___ RECORDS SUPPLIED ___
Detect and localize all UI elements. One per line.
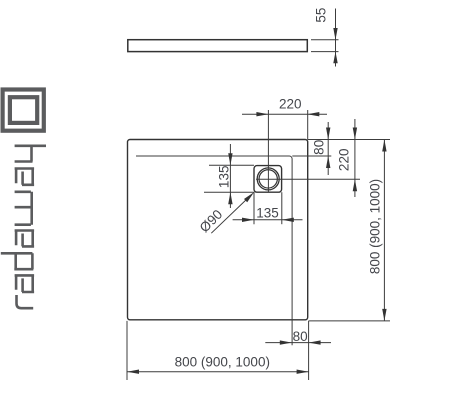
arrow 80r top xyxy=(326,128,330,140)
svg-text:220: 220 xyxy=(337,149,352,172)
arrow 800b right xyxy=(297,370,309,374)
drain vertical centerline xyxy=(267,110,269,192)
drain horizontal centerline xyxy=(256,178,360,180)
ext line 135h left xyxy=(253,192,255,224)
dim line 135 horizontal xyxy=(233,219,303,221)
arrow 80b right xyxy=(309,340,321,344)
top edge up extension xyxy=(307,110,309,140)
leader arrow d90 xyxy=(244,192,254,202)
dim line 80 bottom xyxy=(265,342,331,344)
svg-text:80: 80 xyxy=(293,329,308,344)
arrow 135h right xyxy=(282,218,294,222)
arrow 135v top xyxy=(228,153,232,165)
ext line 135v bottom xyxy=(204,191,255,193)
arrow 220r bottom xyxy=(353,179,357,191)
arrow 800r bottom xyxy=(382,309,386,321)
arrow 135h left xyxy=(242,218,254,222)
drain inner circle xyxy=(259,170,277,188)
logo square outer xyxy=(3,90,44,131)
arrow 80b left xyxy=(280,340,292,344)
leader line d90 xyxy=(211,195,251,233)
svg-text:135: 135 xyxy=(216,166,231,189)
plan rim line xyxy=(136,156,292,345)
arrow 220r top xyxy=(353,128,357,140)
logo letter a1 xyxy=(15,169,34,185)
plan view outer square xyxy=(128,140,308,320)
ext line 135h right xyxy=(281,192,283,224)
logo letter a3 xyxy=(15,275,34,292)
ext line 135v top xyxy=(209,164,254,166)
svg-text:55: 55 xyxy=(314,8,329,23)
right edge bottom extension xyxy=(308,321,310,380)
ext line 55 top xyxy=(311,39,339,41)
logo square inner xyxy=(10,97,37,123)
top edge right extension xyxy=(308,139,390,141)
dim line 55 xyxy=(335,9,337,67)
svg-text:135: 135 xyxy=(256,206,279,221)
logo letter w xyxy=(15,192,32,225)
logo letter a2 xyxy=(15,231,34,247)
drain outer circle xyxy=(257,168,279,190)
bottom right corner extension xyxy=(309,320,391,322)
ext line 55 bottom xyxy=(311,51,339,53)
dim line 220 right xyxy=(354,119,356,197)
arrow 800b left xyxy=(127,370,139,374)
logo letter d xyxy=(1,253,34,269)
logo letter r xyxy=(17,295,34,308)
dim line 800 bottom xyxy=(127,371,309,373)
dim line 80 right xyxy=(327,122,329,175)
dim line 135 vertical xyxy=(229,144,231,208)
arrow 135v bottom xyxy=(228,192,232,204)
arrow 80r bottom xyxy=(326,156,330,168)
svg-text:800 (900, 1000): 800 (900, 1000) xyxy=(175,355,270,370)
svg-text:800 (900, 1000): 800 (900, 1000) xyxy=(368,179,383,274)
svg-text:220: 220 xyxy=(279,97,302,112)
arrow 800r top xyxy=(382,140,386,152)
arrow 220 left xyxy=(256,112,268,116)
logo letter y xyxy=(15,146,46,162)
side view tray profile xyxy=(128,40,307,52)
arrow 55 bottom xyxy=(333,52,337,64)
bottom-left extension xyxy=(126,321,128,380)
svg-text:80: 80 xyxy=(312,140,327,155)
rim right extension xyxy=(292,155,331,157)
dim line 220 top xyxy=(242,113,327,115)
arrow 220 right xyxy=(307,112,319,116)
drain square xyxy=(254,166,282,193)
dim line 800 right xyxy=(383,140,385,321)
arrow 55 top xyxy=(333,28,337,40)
___
___ RECORDS SUPPLIED ___
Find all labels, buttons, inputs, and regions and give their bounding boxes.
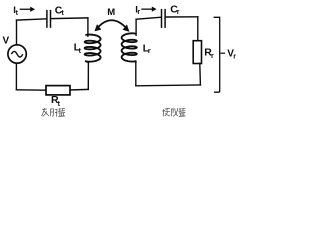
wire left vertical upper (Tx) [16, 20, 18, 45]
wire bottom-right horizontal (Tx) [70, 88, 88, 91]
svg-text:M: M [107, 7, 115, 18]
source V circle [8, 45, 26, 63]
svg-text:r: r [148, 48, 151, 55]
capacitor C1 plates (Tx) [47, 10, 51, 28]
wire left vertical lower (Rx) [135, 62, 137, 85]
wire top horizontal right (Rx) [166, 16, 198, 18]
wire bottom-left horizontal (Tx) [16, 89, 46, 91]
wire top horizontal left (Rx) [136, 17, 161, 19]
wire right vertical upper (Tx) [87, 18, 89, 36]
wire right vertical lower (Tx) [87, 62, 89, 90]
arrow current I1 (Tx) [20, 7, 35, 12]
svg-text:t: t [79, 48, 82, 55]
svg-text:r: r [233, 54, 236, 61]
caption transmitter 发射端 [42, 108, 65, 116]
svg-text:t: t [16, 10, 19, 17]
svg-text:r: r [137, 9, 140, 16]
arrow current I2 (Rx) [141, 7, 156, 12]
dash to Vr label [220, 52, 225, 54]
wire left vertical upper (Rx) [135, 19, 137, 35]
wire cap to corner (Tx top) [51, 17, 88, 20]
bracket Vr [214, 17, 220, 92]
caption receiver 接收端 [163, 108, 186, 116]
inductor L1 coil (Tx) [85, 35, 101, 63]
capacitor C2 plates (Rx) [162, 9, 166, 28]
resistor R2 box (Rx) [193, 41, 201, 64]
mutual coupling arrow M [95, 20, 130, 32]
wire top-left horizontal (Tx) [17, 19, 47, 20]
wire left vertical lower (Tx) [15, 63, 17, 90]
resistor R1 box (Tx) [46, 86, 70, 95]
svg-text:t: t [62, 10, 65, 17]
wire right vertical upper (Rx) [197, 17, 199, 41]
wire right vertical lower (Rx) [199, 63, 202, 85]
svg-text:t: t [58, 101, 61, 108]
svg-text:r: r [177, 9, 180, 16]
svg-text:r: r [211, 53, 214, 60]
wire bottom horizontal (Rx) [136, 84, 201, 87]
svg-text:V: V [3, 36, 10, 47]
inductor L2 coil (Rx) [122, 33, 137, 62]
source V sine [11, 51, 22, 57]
___
SET TASK:
Return everything in the items from the line containing "wire left vertical upper (Tx)" down to the line containing "wire right vertical upper (Tx)", both included, copied line for line without any change.

SOLUTION TO THIS EXERCISE:
wire left vertical upper (Tx) [16, 20, 18, 45]
wire bottom-right horizontal (Tx) [70, 88, 88, 91]
svg-text:M: M [107, 7, 115, 18]
source V circle [8, 45, 26, 63]
svg-text:r: r [148, 48, 151, 55]
capacitor C1 plates (Tx) [47, 10, 51, 28]
wire left vertical lower (Rx) [135, 62, 137, 85]
wire top horizontal right (Rx) [166, 16, 198, 18]
wire bottom-left horizontal (Tx) [16, 89, 46, 91]
wire top horizontal left (Rx) [136, 17, 161, 19]
wire right vertical upper (Tx) [87, 18, 89, 36]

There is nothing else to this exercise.